▶ EXERCISE TASK: Print all entries word for word.

▶ DATA TO PROCESS:
+-------+
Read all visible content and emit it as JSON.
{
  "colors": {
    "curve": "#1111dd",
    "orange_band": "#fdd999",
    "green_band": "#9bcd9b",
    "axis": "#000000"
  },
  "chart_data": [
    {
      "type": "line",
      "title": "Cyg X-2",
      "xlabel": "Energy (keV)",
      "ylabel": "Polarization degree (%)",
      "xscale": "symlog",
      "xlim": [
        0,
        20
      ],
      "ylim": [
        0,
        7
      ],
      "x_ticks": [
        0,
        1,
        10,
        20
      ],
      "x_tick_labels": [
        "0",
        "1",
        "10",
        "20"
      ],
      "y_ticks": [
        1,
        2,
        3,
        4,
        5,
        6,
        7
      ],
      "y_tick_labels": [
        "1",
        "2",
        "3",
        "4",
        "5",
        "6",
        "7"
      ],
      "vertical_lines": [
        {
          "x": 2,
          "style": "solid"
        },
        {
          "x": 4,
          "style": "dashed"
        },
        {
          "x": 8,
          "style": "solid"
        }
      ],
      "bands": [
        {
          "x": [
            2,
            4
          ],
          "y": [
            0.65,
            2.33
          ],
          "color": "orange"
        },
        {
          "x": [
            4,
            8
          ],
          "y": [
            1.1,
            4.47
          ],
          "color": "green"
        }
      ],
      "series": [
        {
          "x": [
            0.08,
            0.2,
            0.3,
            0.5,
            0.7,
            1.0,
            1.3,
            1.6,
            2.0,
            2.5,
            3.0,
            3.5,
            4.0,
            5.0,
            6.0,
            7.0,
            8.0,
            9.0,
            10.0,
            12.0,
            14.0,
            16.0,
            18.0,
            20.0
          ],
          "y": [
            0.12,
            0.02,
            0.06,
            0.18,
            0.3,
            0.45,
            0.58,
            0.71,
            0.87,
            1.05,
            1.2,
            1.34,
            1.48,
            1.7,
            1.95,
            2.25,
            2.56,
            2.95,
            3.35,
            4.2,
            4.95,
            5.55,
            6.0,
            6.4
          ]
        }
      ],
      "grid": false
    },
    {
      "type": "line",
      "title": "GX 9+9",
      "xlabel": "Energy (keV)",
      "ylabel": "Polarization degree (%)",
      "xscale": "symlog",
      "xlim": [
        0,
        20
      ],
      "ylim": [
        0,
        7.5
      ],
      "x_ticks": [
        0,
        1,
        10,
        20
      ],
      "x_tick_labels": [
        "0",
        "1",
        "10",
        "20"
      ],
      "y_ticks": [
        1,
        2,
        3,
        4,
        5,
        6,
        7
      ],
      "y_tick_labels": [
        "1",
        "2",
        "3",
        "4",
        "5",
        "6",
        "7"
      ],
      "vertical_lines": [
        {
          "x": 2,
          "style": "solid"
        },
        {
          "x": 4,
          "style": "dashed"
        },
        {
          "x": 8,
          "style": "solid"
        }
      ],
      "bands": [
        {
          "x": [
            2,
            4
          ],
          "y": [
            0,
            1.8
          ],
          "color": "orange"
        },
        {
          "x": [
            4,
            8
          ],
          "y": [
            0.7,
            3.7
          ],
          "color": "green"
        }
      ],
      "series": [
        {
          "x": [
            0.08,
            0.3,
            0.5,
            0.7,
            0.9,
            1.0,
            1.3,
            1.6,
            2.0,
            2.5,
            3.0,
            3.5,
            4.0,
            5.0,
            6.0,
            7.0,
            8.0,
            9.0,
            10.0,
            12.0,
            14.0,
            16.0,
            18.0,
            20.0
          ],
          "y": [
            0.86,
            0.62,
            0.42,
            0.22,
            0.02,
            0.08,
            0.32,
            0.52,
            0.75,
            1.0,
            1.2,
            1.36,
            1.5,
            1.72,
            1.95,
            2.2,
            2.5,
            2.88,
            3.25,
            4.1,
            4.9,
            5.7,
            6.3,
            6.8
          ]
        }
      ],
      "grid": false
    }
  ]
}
+-------+
▶ SOLUTION FOR THIS PROBLEM:
Read all visible content and emit it as JSON.
{
  "colors": {
    "curve": "#1111dd",
    "orange_band": "#fdd999",
    "green_band": "#9bcd9b",
    "axis": "#000000"
  },
  "chart_data": [
    {
      "type": "line",
      "title": "Cyg X-2",
      "xlabel": "Energy (keV)",
      "ylabel": "Polarization degree (%)",
      "xscale": "symlog",
      "xlim": [
        0,
        20
      ],
      "ylim": [
        0,
        7
      ],
      "x_ticks": [
        0,
        1,
        10,
        20
      ],
      "x_tick_labels": [
        "0",
        "1",
        "10",
        "20"
      ],
      "y_ticks": [
        1,
        2,
        3,
        4,
        5,
        6,
        7
      ],
      "y_tick_labels": [
        "1",
        "2",
        "3",
        "4",
        "5",
        "6",
        "7"
      ],
      "vertical_lines": [
        {
          "x": 2,
          "style": "solid"
        },
        {
          "x": 4,
          "style": "dashed"
        },
        {
          "x": 8,
          "style": "solid"
        }
      ],
      "bands": [
        {
          "x": [
            2,
            4
          ],
          "y": [
            0.65,
            2.33
          ],
          "color": "orange"
        },
        {
          "x": [
            4,
            8
          ],
          "y": [
            1.1,
            4.47
          ],
          "color": "green"
        }
      ],
      "series": [
        {
          "x": [
            0.08,
            0.2,
            0.3,
            0.5,
            0.7,
            1.0,
            1.3,
            1.6,
            2.0,
            2.5,
            3.0,
            3.5,
            4.0,
            5.0,
            6.0,
            7.0,
            8.0,
            9.0,
            10.0,
            12.0,
            14.0,
            16.0,
            18.0,
            20.0
          ],
          "y": [
            0.12,
            0.02,
            0.06,
            0.18,
            0.3,
            0.45,
            0.58,
            0.71,
            0.87,
            1.05,
            1.2,
            1.34,
            1.48,
            1.7,
            1.95,
            2.25,
            2.56,
            2.95,
            3.35,
            4.2,
            4.95,
            5.55,
            6.0,
            6.4
          ]
        }
      ],
      "grid": false
    },
    {
      "type": "line",
      "title": "GX 9+9",
      "xlabel": "Energy (keV)",
      "ylabel": "Polarization degree (%)",
      "xscale": "symlog",
      "xlim": [
        0,
        20
      ],
      "ylim": [
        0,
        7.5
      ],
      "x_ticks": [
        0,
        1,
        10,
        20
      ],
      "x_tick_labels": [
        "0",
        "1",
        "10",
        "20"
      ],
      "y_ticks": [
        1,
        2,
        3,
        4,
        5,
        6,
        7
      ],
      "y_tick_labels": [
        "1",
        "2",
        "3",
        "4",
        "5",
        "6",
        "7"
      ],
      "vertical_lines": [
        {
          "x": 2,
          "style": "solid"
        },
        {
          "x": 4,
          "style": "dashed"
        },
        {
          "x": 8,
          "style": "solid"
        }
      ],
      "bands": [
        {
          "x": [
            2,
            4
          ],
          "y": [
            0,
            1.8
          ],
          "color": "orange"
        },
        {
          "x": [
            4,
            8
          ],
          "y": [
            0.7,
            3.7
          ],
          "color": "green"
        }
      ],
      "series": [
        {
          "x": [
            0.08,
            0.3,
            0.5,
            0.7,
            0.9,
            1.0,
            1.3,
            1.6,
            2.0,
            2.5,
            3.0,
            3.5,
            4.0,
            5.0,
            6.0,
            7.0,
            8.0,
            9.0,
            10.0,
            12.0,
            14.0,
            16.0,
            18.0,
            20.0
          ],
          "y": [
            0.86,
            0.62,
            0.42,
            0.22,
            0.02,
            0.08,
            0.32,
            0.52,
            0.75,
            1.0,
            1.2,
            1.36,
            1.5,
            1.72,
            1.95,
            2.2,
            2.5,
            2.88,
            3.25,
            4.1,
            4.9,
            5.7,
            6.3,
            6.8
          ]
        }
      ],
      "grid": false
    }
  ]
}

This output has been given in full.